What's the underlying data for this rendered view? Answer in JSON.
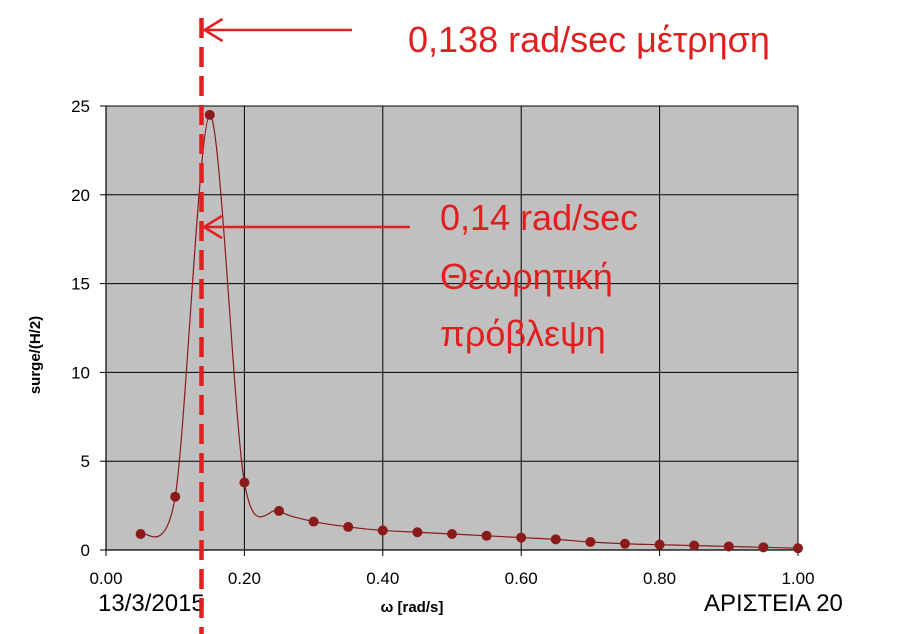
{
  "chart_data": {
    "type": "line",
    "xlabel": "ω [rad/s]",
    "ylabel": "surge/(H/2)",
    "xlim": [
      0,
      1.0
    ],
    "ylim": [
      0,
      25
    ],
    "x_ticks": [
      0,
      0.2,
      0.4,
      0.6,
      0.8,
      1.0
    ],
    "x_tick_labels": [
      "0.00",
      "0.20",
      "0.40",
      "0.60",
      "0.80",
      "1.00"
    ],
    "y_ticks": [
      0,
      5,
      10,
      15,
      20,
      25
    ],
    "y_tick_labels": [
      "0",
      "5",
      "10",
      "15",
      "20",
      "25"
    ],
    "grid": true,
    "plot_background": "#c0c0c0",
    "series": [
      {
        "color": "#8b1a1a",
        "x": [
          0.05,
          0.1,
          0.15,
          0.2,
          0.25,
          0.3,
          0.35,
          0.4,
          0.45,
          0.5,
          0.55,
          0.6,
          0.65,
          0.7,
          0.75,
          0.8,
          0.85,
          0.9,
          0.95,
          1.0
        ],
        "y": [
          0.9,
          3.0,
          24.5,
          3.8,
          2.2,
          1.6,
          1.3,
          1.1,
          1.0,
          0.9,
          0.8,
          0.7,
          0.6,
          0.45,
          0.35,
          0.3,
          0.25,
          0.2,
          0.15,
          0.1
        ]
      }
    ],
    "annotations": [
      {
        "name": "measurement",
        "lines": [
          "0,138 rad/sec μέτρηση"
        ],
        "color": "#e0201e",
        "x": 0.138
      },
      {
        "name": "theoretical",
        "lines": [
          "0,14 rad/sec",
          "Θεωρητική",
          "πρόβλεψη"
        ],
        "color": "#e0201e",
        "x": 0.14
      }
    ]
  },
  "footer": {
    "date": "13/3/2015",
    "right": "ΑΡΙΣΤΕΙΑ 20",
    "right_cut": "..............."
  }
}
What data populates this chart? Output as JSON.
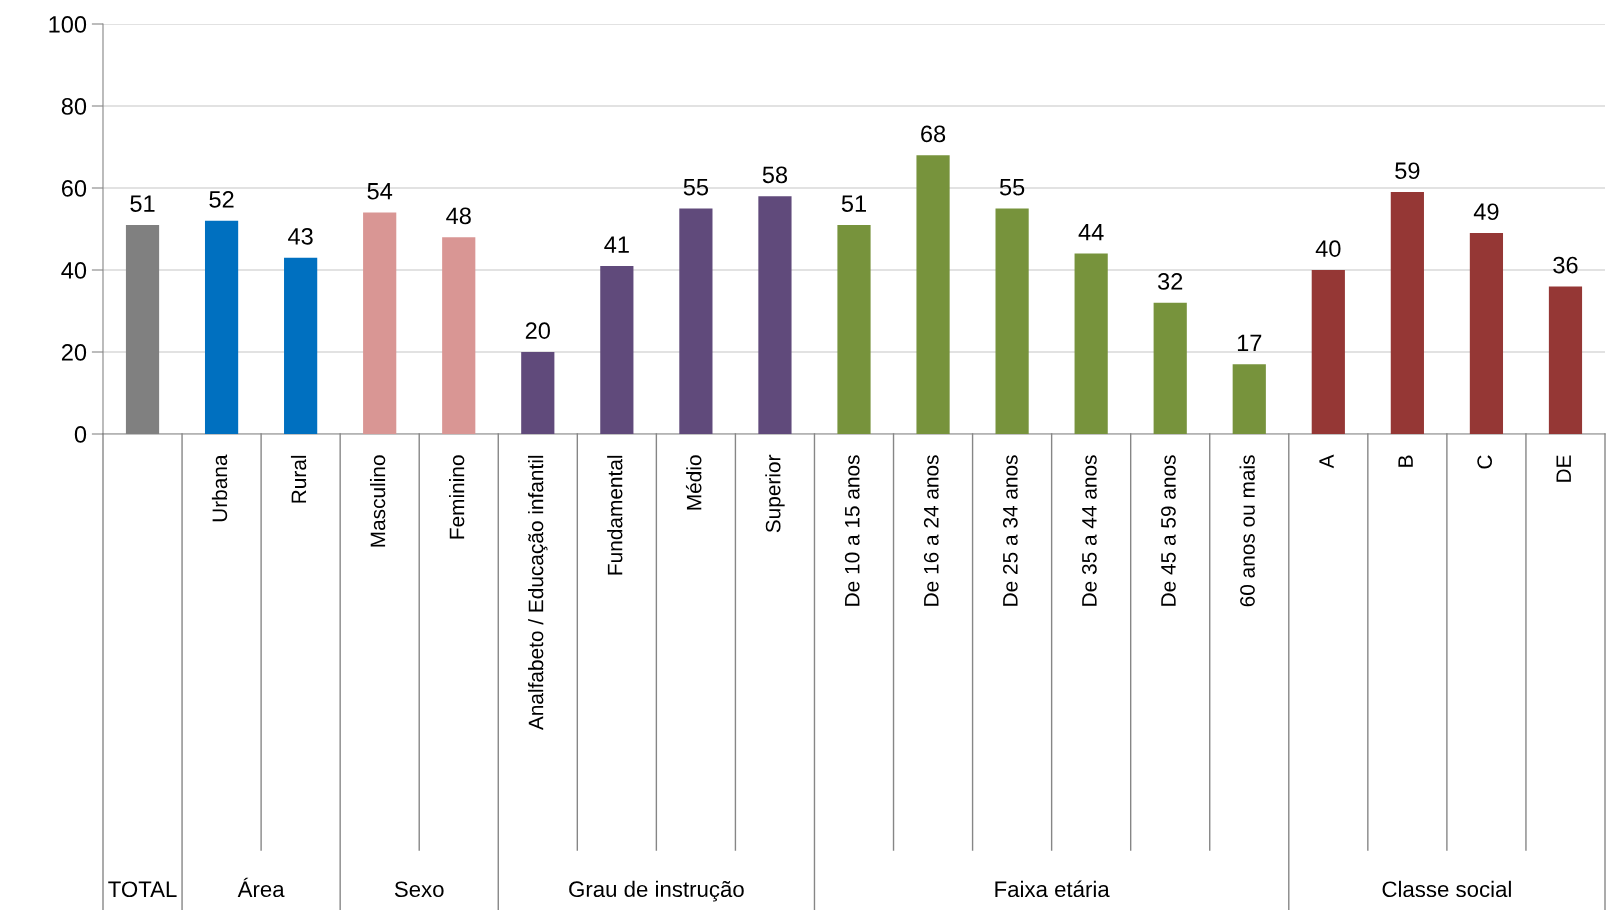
{
  "chart_data": {
    "type": "bar",
    "categories": [
      null,
      "Urbana",
      "Rural",
      "Masculino",
      "Feminino",
      "Analfabeto / Educação infantil",
      "Fundamental",
      "Médio",
      "Superior",
      "De 10 a 15 anos",
      "De 16 a 24 anos",
      "De 25 a 34 anos",
      "De 35 a 44 anos",
      "De 45 a 59 anos",
      "60 anos ou mais",
      "A",
      "B",
      "C",
      "DE"
    ],
    "values": [
      51,
      52,
      43,
      54,
      48,
      20,
      41,
      55,
      58,
      51,
      68,
      55,
      44,
      32,
      17,
      40,
      59,
      49,
      36
    ],
    "colors": [
      "#808080",
      "#0070c0",
      "#0070c0",
      "#d99694",
      "#d99694",
      "#604a7b",
      "#604a7b",
      "#604a7b",
      "#604a7b",
      "#77933c",
      "#77933c",
      "#77933c",
      "#77933c",
      "#77933c",
      "#77933c",
      "#953735",
      "#953735",
      "#953735",
      "#953735"
    ],
    "annotations": [
      "TOTAL",
      "Área",
      "Sexo",
      "Grau de instrução",
      "Faixa etária",
      "Classe social"
    ],
    "data_labels": true,
    "ylim": [
      0,
      100
    ],
    "yticks": [
      0,
      20,
      40,
      60,
      80,
      100
    ],
    "grid": "y"
  }
}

-- Task goal --
Count each line above in which the string "What" appears, then state only the total.

-- Written response --
2